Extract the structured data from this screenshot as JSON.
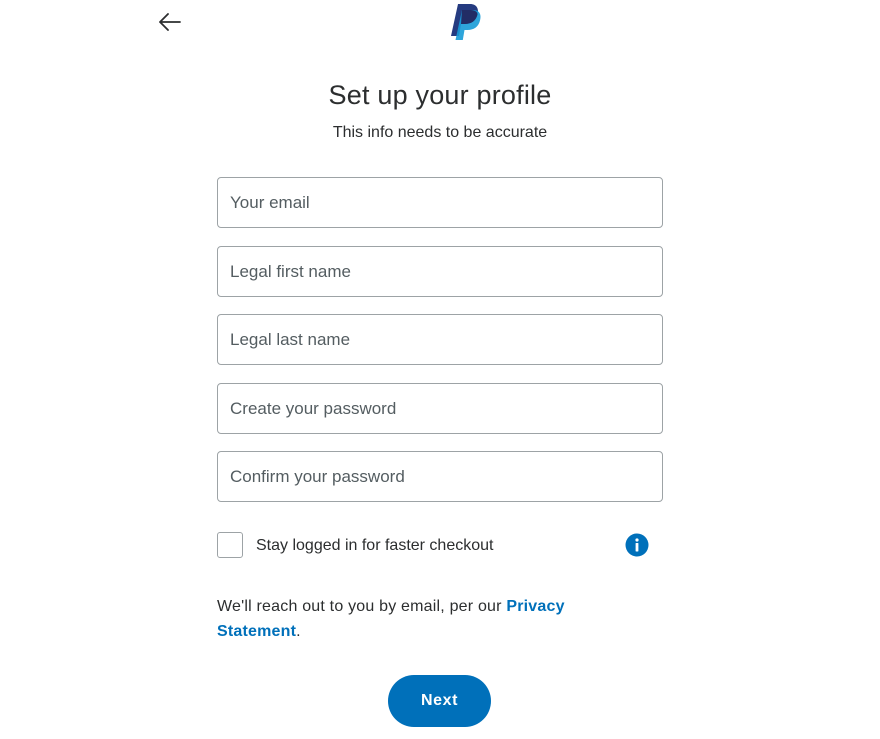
{
  "header": {
    "back_icon": "arrow-left-icon",
    "logo_icon": "paypal-logo-icon"
  },
  "title": "Set up your profile",
  "subtitle": "This info needs to be accurate",
  "fields": {
    "email": {
      "placeholder": "Your email",
      "value": ""
    },
    "first_name": {
      "placeholder": "Legal first name",
      "value": ""
    },
    "last_name": {
      "placeholder": "Legal last name",
      "value": ""
    },
    "password": {
      "placeholder": "Create your password",
      "value": ""
    },
    "confirm_password": {
      "placeholder": "Confirm your password",
      "value": ""
    }
  },
  "stay_logged_in": {
    "label": "Stay logged in for faster checkout",
    "checked": false,
    "info_icon": "info-icon"
  },
  "notice": {
    "text_before": "We'll reach out to you by email, per our ",
    "link_text": "Privacy Statement",
    "text_after": "."
  },
  "next_button": "Next",
  "colors": {
    "accent": "#0070ba",
    "text": "#2c2e2f",
    "border": "#9da3a6",
    "logo_dark": "#253b80",
    "logo_light": "#179bd7"
  }
}
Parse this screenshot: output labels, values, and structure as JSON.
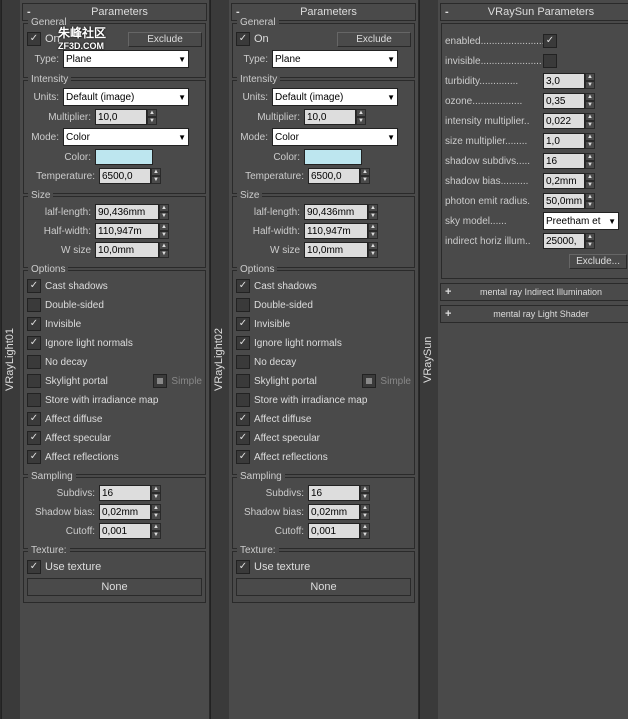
{
  "cols": [
    {
      "title": "VRayLight01"
    },
    {
      "title": "VRayLight02"
    },
    {
      "title": "VRaySun"
    }
  ],
  "params": {
    "rollup_title": "Parameters",
    "general": {
      "legend": "General",
      "on": "On",
      "exclude": "Exclude",
      "type_lab": "Type:",
      "type_val": "Plane"
    },
    "intensity": {
      "legend": "Intensity",
      "units_lab": "Units:",
      "units_val": "Default (image)",
      "mult_lab": "Multiplier:",
      "mult_val": "10,0",
      "mode_lab": "Mode:",
      "mode_val": "Color",
      "color_lab": "Color:",
      "temp_lab": "Temperature:",
      "temp_val": "6500,0"
    },
    "size": {
      "legend": "Size",
      "hl_lab": "lalf-length:",
      "hl_val": "90,436mm",
      "hw_lab": "Half-width:",
      "hw_val": "110,947m",
      "w_lab": "W size",
      "w_val": "10,0mm"
    },
    "options": {
      "legend": "Options",
      "items": [
        {
          "label": "Cast shadows",
          "checked": true
        },
        {
          "label": "Double-sided",
          "checked": false
        },
        {
          "label": "Invisible",
          "checked": true
        },
        {
          "label": "Ignore light normals",
          "checked": true
        },
        {
          "label": "No decay",
          "checked": false
        },
        {
          "label": "Skylight portal",
          "checked": false,
          "extra": "Simple"
        },
        {
          "label": "Store with irradiance map",
          "checked": false
        },
        {
          "label": "Affect diffuse",
          "checked": true
        },
        {
          "label": "Affect specular",
          "checked": true
        },
        {
          "label": "Affect reflections",
          "checked": true
        }
      ]
    },
    "sampling": {
      "legend": "Sampling",
      "subdivs_lab": "Subdivs:",
      "subdivs_val": "16",
      "bias_lab": "Shadow bias:",
      "bias_val": "0,02mm",
      "cutoff_lab": "Cutoff:",
      "cutoff_val": "0,001"
    },
    "texture": {
      "legend": "Texture:",
      "use": "Use texture",
      "none": "None"
    }
  },
  "sun": {
    "rollup_title": "VRaySun Parameters",
    "rows": [
      {
        "label": "enabled",
        "dots": ".......................",
        "type": "chk",
        "val": true
      },
      {
        "label": "invisible",
        "dots": "......................",
        "type": "chk",
        "val": false
      },
      {
        "label": "turbidity",
        "dots": "..............",
        "type": "spin",
        "val": "3,0"
      },
      {
        "label": "ozone",
        "dots": "..................",
        "type": "spin",
        "val": "0,35"
      },
      {
        "label": "intensity multiplier",
        "dots": "..",
        "type": "spin",
        "val": "0,022"
      },
      {
        "label": "size multiplier",
        "dots": "........",
        "type": "spin",
        "val": "1,0"
      },
      {
        "label": "shadow subdivs",
        "dots": ".....",
        "type": "spin",
        "val": "16"
      },
      {
        "label": "shadow bias",
        "dots": "..........",
        "type": "spin",
        "val": "0,2mm"
      },
      {
        "label": "photon emit radius",
        "dots": ".",
        "type": "spin",
        "val": "50,0mm"
      },
      {
        "label": "sky model",
        "dots": "......",
        "type": "sel",
        "val": "Preetham et"
      },
      {
        "label": "indirect horiz illum",
        "dots": "..",
        "type": "spin",
        "val": "25000,"
      }
    ],
    "exclude": "Exclude...",
    "extra_rollups": [
      {
        "pm": "+",
        "title": "mental ray Indirect Illumination"
      },
      {
        "pm": "+",
        "title": "mental ray Light Shader"
      }
    ]
  },
  "watermark": {
    "top": "朱峰社区",
    "bottom": "ZF3D.COM"
  }
}
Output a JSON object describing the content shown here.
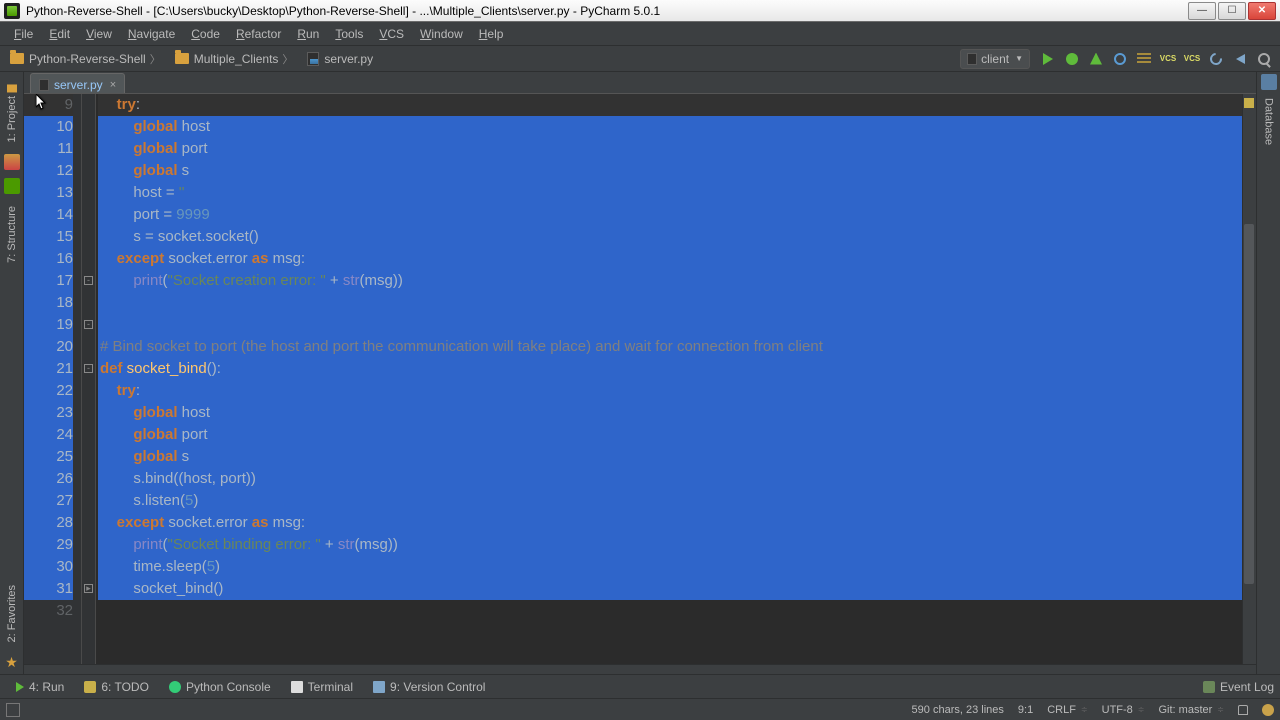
{
  "window": {
    "title": "Python-Reverse-Shell - [C:\\Users\\bucky\\Desktop\\Python-Reverse-Shell] - ...\\Multiple_Clients\\server.py - PyCharm 5.0.1"
  },
  "menu": [
    "File",
    "Edit",
    "View",
    "Navigate",
    "Code",
    "Refactor",
    "Run",
    "Tools",
    "VCS",
    "Window",
    "Help"
  ],
  "breadcrumb": [
    {
      "type": "folder",
      "label": "Python-Reverse-Shell"
    },
    {
      "type": "folder",
      "label": "Multiple_Clients"
    },
    {
      "type": "file",
      "label": "server.py"
    }
  ],
  "run_config": "client",
  "side_tabs_left": [
    {
      "name": "project",
      "label": "1: Project"
    },
    {
      "name": "structure",
      "label": "7: Structure"
    },
    {
      "name": "favorites",
      "label": "2: Favorites"
    }
  ],
  "side_tabs_right": [
    {
      "name": "database",
      "label": "Database"
    }
  ],
  "file_tab": "server.py",
  "code": {
    "first_line_no": 9,
    "lines": [
      {
        "sel": false,
        "tokens": [
          [
            "    ",
            "txt"
          ],
          [
            "try",
            "kw"
          ],
          [
            ":",
            "txt"
          ]
        ]
      },
      {
        "sel": true,
        "tokens": [
          [
            "        ",
            "txt"
          ],
          [
            "global",
            "kw"
          ],
          [
            " host",
            "txt"
          ]
        ]
      },
      {
        "sel": true,
        "tokens": [
          [
            "        ",
            "txt"
          ],
          [
            "global",
            "kw"
          ],
          [
            " port",
            "txt"
          ]
        ]
      },
      {
        "sel": true,
        "tokens": [
          [
            "        ",
            "txt"
          ],
          [
            "global",
            "kw"
          ],
          [
            " s",
            "txt"
          ]
        ]
      },
      {
        "sel": true,
        "tokens": [
          [
            "        host = ",
            "txt"
          ],
          [
            "''",
            "str"
          ]
        ]
      },
      {
        "sel": true,
        "tokens": [
          [
            "        port = ",
            "txt"
          ],
          [
            "9999",
            "num"
          ]
        ]
      },
      {
        "sel": true,
        "tokens": [
          [
            "        s = socket.socket()",
            "txt"
          ]
        ]
      },
      {
        "sel": true,
        "tokens": [
          [
            "    ",
            "txt"
          ],
          [
            "except",
            "kw"
          ],
          [
            " socket.error ",
            "txt"
          ],
          [
            "as",
            "kw"
          ],
          [
            " msg:",
            "txt"
          ]
        ]
      },
      {
        "sel": true,
        "tokens": [
          [
            "        ",
            "txt"
          ],
          [
            "print",
            "bfn"
          ],
          [
            "(",
            "txt"
          ],
          [
            "\"Socket creation error: \"",
            "str"
          ],
          [
            " + ",
            "txt"
          ],
          [
            "str",
            "bfn"
          ],
          [
            "(msg))",
            "txt"
          ]
        ]
      },
      {
        "sel": true,
        "tokens": [
          [
            "",
            "txt"
          ]
        ]
      },
      {
        "sel": true,
        "tokens": [
          [
            "",
            "txt"
          ]
        ]
      },
      {
        "sel": true,
        "tokens": [
          [
            "# Bind socket to port (the host and port the communication will take place) and wait for connection from client",
            "cmt"
          ]
        ]
      },
      {
        "sel": true,
        "tokens": [
          [
            "def ",
            "kw"
          ],
          [
            "socket_bind",
            "fn"
          ],
          [
            "():",
            "txt"
          ]
        ]
      },
      {
        "sel": true,
        "tokens": [
          [
            "    ",
            "txt"
          ],
          [
            "try",
            "kw"
          ],
          [
            ":",
            "txt"
          ]
        ]
      },
      {
        "sel": true,
        "tokens": [
          [
            "        ",
            "txt"
          ],
          [
            "global",
            "kw"
          ],
          [
            " host",
            "txt"
          ]
        ]
      },
      {
        "sel": true,
        "tokens": [
          [
            "        ",
            "txt"
          ],
          [
            "global",
            "kw"
          ],
          [
            " port",
            "txt"
          ]
        ]
      },
      {
        "sel": true,
        "tokens": [
          [
            "        ",
            "txt"
          ],
          [
            "global",
            "kw"
          ],
          [
            " s",
            "txt"
          ]
        ]
      },
      {
        "sel": true,
        "tokens": [
          [
            "        s.bind((host, port))",
            "txt"
          ]
        ]
      },
      {
        "sel": true,
        "tokens": [
          [
            "        s.listen(",
            "txt"
          ],
          [
            "5",
            "num"
          ],
          [
            ")",
            "txt"
          ]
        ]
      },
      {
        "sel": true,
        "tokens": [
          [
            "    ",
            "txt"
          ],
          [
            "except",
            "kw"
          ],
          [
            " socket.error ",
            "txt"
          ],
          [
            "as",
            "kw"
          ],
          [
            " msg:",
            "txt"
          ]
        ]
      },
      {
        "sel": true,
        "tokens": [
          [
            "        ",
            "txt"
          ],
          [
            "print",
            "bfn"
          ],
          [
            "(",
            "txt"
          ],
          [
            "\"Socket binding error: \"",
            "str"
          ],
          [
            " + ",
            "txt"
          ],
          [
            "str",
            "bfn"
          ],
          [
            "(msg))",
            "txt"
          ]
        ]
      },
      {
        "sel": true,
        "tokens": [
          [
            "        time.sleep(",
            "txt"
          ],
          [
            "5",
            "num"
          ],
          [
            ")",
            "txt"
          ]
        ]
      },
      {
        "sel": true,
        "tokens": [
          [
            "        socket_bind()",
            "txt"
          ]
        ]
      },
      {
        "sel": false,
        "tokens": [
          [
            "",
            "txt"
          ]
        ]
      }
    ]
  },
  "bottom_tabs": [
    {
      "name": "run",
      "label": "4: Run",
      "icon": "tri"
    },
    {
      "name": "todo",
      "label": "6: TODO",
      "icon": "todo"
    },
    {
      "name": "python-console",
      "label": "Python Console",
      "icon": "pycon"
    },
    {
      "name": "terminal",
      "label": "Terminal",
      "icon": "term"
    },
    {
      "name": "version-control",
      "label": "9: Version Control",
      "icon": "vc"
    }
  ],
  "event_log_label": "Event Log",
  "status": {
    "chars": "590 chars, 23 lines",
    "pos": "9:1",
    "linesep": "CRLF",
    "encoding": "UTF-8",
    "git": "Git: master"
  }
}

▸ YOUR OBJECTIVE: Where a line in the material contains "placeholder", copy that line.

▸ OUTPUT:
      "placeholder": "Your email",
      "placeholder": "Legal first name",
      "placeholder": "Legal last name",
      "placeholder": "Create your password",
      "placeholder": "Confirm your password",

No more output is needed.